> Instructions for the task
Extract, exactly as written, all lines of the material below from the line that includes "Transcribe the text in this document." through its last line.

==== Data shown ====

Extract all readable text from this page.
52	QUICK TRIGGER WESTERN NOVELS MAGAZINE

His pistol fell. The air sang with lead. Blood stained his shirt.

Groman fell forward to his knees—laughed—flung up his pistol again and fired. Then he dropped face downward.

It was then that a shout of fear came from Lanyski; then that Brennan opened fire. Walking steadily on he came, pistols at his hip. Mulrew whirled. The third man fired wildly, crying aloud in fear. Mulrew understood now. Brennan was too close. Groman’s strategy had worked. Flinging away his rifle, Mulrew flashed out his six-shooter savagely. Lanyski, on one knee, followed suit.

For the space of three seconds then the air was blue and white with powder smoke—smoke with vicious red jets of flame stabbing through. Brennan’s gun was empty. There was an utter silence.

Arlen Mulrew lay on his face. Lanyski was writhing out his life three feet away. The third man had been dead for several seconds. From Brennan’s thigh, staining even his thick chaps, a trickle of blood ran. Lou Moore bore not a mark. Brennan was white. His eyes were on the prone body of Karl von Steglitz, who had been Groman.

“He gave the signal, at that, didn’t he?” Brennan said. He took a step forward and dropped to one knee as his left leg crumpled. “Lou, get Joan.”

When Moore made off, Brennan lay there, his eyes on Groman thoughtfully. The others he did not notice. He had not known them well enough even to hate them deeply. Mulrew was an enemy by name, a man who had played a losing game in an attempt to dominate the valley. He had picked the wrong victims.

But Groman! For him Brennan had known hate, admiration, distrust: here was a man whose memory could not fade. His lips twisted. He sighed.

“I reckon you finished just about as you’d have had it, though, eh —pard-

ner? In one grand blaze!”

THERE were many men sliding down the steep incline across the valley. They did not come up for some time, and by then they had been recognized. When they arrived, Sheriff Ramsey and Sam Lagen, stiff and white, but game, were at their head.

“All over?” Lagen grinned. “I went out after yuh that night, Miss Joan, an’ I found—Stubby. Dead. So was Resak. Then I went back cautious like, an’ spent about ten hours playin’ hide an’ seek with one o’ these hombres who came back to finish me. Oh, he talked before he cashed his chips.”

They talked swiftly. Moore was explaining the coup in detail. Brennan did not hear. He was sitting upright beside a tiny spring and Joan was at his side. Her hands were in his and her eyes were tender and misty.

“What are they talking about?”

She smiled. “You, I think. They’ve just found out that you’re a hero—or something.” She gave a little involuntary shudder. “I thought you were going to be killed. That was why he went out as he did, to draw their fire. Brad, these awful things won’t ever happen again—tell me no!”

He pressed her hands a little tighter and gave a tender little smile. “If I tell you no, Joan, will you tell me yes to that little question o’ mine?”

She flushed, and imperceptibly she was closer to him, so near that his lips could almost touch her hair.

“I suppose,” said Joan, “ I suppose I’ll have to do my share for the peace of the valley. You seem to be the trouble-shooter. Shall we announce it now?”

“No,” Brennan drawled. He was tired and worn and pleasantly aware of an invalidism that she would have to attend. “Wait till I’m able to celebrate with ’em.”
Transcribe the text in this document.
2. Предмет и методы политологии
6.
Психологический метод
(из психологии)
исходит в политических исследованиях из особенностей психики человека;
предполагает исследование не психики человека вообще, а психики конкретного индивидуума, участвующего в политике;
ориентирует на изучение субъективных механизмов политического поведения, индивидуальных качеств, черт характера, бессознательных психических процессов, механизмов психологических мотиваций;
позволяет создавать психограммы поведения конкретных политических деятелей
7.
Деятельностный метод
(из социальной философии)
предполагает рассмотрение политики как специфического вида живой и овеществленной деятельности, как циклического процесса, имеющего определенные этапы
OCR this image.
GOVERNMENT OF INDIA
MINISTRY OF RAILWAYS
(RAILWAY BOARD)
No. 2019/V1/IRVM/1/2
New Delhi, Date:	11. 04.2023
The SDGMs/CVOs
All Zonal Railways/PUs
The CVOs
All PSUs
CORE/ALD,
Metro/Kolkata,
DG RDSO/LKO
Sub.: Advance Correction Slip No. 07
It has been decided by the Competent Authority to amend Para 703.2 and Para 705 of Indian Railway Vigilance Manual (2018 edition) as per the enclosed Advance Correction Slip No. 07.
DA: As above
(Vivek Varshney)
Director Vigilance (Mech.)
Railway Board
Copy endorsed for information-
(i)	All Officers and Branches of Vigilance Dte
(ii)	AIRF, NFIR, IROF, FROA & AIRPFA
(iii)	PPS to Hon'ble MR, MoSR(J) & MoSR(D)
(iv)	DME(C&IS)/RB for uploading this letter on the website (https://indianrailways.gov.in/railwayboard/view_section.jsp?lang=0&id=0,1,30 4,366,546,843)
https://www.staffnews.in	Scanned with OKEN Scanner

====

> Answer
Transcribe the text in this document.
2. Предмет и методы политологии
6.
Психологический метод
(из психологии)
исходит в политических исследованиях из особенностей психики человека;
предполагает исследование не психики человека вообще, а психики конкретного индивидуума, участвующего в политике;
ориентирует на изучение субъективных механизмов политического поведения, индивидуальных качеств, черт характера, бессознательных психических процессов, механизмов психологических мотиваций;
позволяет создавать психограммы поведения конкретных политических деятелей
7.
Деятельностный метод
(из социальной философии)
предполагает рассмотрение политики как специфического вида живой и овеществленной деятельности, как циклического процесса, имеющего определенные этапы
OCR this image.
GOVERNMENT OF INDIA
MINISTRY OF RAILWAYS
(RAILWAY BOARD)
No. 2019/V1/IRVM/1/2
New Delhi, Date:	11. 04.2023
The SDGMs/CVOs
All Zonal Railways/PUs
The CVOs
All PSUs
CORE/ALD,
Metro/Kolkata,
DG RDSO/LKO
Sub.: Advance Correction Slip No. 07
It has been decided by the Competent Authority to amend Para 703.2 and Para 705 of Indian Railway Vigilance Manual (2018 edition) as per the enclosed Advance Correction Slip No. 07.
DA: As above
(Vivek Varshney)
Director Vigilance (Mech.)
Railway Board
Copy endorsed for information-
(i)	All Officers and Branches of Vigilance Dte
(ii)	AIRF, NFIR, IROF, FROA & AIRPFA
(iii)	PPS to Hon'ble MR, MoSR(J) & MoSR(D)
(iv)	DME(C&IS)/RB for uploading this letter on the website (https://indianrailways.gov.in/railwayboard/view_section.jsp?lang=0&id=0,1,30 4,366,546,843)
https://www.staffnews.in	Scanned with OKEN Scanner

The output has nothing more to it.